::: MATERIALS PROVIDED

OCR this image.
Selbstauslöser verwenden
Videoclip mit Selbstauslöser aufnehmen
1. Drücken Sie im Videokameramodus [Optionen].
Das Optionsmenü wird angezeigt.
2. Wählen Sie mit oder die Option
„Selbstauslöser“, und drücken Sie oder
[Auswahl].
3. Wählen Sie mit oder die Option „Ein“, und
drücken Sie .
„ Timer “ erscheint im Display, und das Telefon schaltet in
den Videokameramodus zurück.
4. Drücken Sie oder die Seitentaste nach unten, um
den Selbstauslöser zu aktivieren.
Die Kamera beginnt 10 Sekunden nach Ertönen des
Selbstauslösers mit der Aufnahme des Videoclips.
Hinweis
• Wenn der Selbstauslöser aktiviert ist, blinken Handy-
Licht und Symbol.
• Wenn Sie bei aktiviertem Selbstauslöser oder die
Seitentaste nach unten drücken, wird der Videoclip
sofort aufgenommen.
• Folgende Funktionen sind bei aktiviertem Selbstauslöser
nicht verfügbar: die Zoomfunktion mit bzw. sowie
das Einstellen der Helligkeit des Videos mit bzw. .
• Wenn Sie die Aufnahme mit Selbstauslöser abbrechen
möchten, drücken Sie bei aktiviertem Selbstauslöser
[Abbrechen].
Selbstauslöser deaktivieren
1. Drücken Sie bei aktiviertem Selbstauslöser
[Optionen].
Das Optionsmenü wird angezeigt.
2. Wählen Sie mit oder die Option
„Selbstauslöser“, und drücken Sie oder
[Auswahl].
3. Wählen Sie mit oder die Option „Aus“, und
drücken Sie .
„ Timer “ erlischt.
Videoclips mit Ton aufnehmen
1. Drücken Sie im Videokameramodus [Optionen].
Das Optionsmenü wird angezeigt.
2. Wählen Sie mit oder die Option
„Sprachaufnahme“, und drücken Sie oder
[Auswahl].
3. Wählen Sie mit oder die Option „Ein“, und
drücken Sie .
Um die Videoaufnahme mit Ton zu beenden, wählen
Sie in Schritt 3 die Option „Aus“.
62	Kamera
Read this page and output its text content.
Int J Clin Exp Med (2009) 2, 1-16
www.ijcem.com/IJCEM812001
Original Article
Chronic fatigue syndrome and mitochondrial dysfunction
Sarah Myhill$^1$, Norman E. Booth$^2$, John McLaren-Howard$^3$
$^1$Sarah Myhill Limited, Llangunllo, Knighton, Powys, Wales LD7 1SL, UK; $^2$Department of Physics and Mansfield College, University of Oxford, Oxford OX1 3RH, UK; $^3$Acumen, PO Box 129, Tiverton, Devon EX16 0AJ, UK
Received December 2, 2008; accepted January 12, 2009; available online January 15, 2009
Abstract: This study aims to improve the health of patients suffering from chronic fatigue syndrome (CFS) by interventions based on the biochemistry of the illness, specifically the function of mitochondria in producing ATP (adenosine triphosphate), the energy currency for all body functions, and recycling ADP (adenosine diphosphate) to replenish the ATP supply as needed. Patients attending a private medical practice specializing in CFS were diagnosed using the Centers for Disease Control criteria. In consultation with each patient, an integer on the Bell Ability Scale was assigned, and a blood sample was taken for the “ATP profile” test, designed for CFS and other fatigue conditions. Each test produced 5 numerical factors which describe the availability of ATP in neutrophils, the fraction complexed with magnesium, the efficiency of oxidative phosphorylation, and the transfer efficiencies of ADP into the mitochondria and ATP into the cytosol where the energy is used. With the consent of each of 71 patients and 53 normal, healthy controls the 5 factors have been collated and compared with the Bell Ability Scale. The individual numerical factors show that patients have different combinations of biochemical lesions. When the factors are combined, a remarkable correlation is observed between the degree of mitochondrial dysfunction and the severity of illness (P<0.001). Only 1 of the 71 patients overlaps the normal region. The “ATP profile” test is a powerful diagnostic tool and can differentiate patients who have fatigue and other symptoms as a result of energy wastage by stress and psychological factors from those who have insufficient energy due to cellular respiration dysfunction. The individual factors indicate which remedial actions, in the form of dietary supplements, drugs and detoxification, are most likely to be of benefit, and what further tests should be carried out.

::::::

◆ **WORK ITEM**
Repeat the records above exactly, with nothing left out.

◆ **SOLVED PROBLEM**
OCR this image.
Selbstauslöser verwenden
Videoclip mit Selbstauslöser aufnehmen
1. Drücken Sie im Videokameramodus [Optionen].
Das Optionsmenü wird angezeigt.
2. Wählen Sie mit oder die Option
„Selbstauslöser“, und drücken Sie oder
[Auswahl].
3. Wählen Sie mit oder die Option „Ein“, und
drücken Sie .
„ Timer “ erscheint im Display, und das Telefon schaltet in
den Videokameramodus zurück.
4. Drücken Sie oder die Seitentaste nach unten, um
den Selbstauslöser zu aktivieren.
Die Kamera beginnt 10 Sekunden nach Ertönen des
Selbstauslösers mit der Aufnahme des Videoclips.
Hinweis
• Wenn der Selbstauslöser aktiviert ist, blinken Handy-
Licht und Symbol.
• Wenn Sie bei aktiviertem Selbstauslöser oder die
Seitentaste nach unten drücken, wird der Videoclip
sofort aufgenommen.
• Folgende Funktionen sind bei aktiviertem Selbstauslöser
nicht verfügbar: die Zoomfunktion mit bzw. sowie
das Einstellen der Helligkeit des Videos mit bzw. .
• Wenn Sie die Aufnahme mit Selbstauslöser abbrechen
möchten, drücken Sie bei aktiviertem Selbstauslöser
[Abbrechen].
Selbstauslöser deaktivieren
1. Drücken Sie bei aktiviertem Selbstauslöser
[Optionen].
Das Optionsmenü wird angezeigt.
2. Wählen Sie mit oder die Option
„Selbstauslöser“, und drücken Sie oder
[Auswahl].
3. Wählen Sie mit oder die Option „Aus“, und
drücken Sie .
„ Timer “ erlischt.
Videoclips mit Ton aufnehmen
1. Drücken Sie im Videokameramodus [Optionen].
Das Optionsmenü wird angezeigt.
2. Wählen Sie mit oder die Option
„Sprachaufnahme“, und drücken Sie oder
[Auswahl].
3. Wählen Sie mit oder die Option „Ein“, und
drücken Sie .
Um die Videoaufnahme mit Ton zu beenden, wählen
Sie in Schritt 3 die Option „Aus“.
62	Kamera
Read this page and output its text content.
Int J Clin Exp Med (2009) 2, 1-16
www.ijcem.com/IJCEM812001
Original Article
Chronic fatigue syndrome and mitochondrial dysfunction
Sarah Myhill$^1$, Norman E. Booth$^2$, John McLaren-Howard$^3$
$^1$Sarah Myhill Limited, Llangunllo, Knighton, Powys, Wales LD7 1SL, UK; $^2$Department of Physics and Mansfield College, University of Oxford, Oxford OX1 3RH, UK; $^3$Acumen, PO Box 129, Tiverton, Devon EX16 0AJ, UK
Received December 2, 2008; accepted January 12, 2009; available online January 15, 2009
Abstract: This study aims to improve the health of patients suffering from chronic fatigue syndrome (CFS) by interventions based on the biochemistry of the illness, specifically the function of mitochondria in producing ATP (adenosine triphosphate), the energy currency for all body functions, and recycling ADP (adenosine diphosphate) to replenish the ATP supply as needed. Patients attending a private medical practice specializing in CFS were diagnosed using the Centers for Disease Control criteria. In consultation with each patient, an integer on the Bell Ability Scale was assigned, and a blood sample was taken for the “ATP profile” test, designed for CFS and other fatigue conditions. Each test produced 5 numerical factors which describe the availability of ATP in neutrophils, the fraction complexed with magnesium, the efficiency of oxidative phosphorylation, and the transfer efficiencies of ADP into the mitochondria and ATP into the cytosol where the energy is used. With the consent of each of 71 patients and 53 normal, healthy controls the 5 factors have been collated and compared with the Bell Ability Scale. The individual numerical factors show that patients have different combinations of biochemical lesions. When the factors are combined, a remarkable correlation is observed between the degree of mitochondrial dysfunction and the severity of illness (P<0.001). Only 1 of the 71 patients overlaps the normal region. The “ATP profile” test is a powerful diagnostic tool and can differentiate patients who have fatigue and other symptoms as a result of energy wastage by stress and psychological factors from those who have insufficient energy due to cellular respiration dysfunction. The individual factors indicate which remedial actions, in the form of dietary supplements, drugs and detoxification, are most likely to be of benefit, and what further tests should be carried out.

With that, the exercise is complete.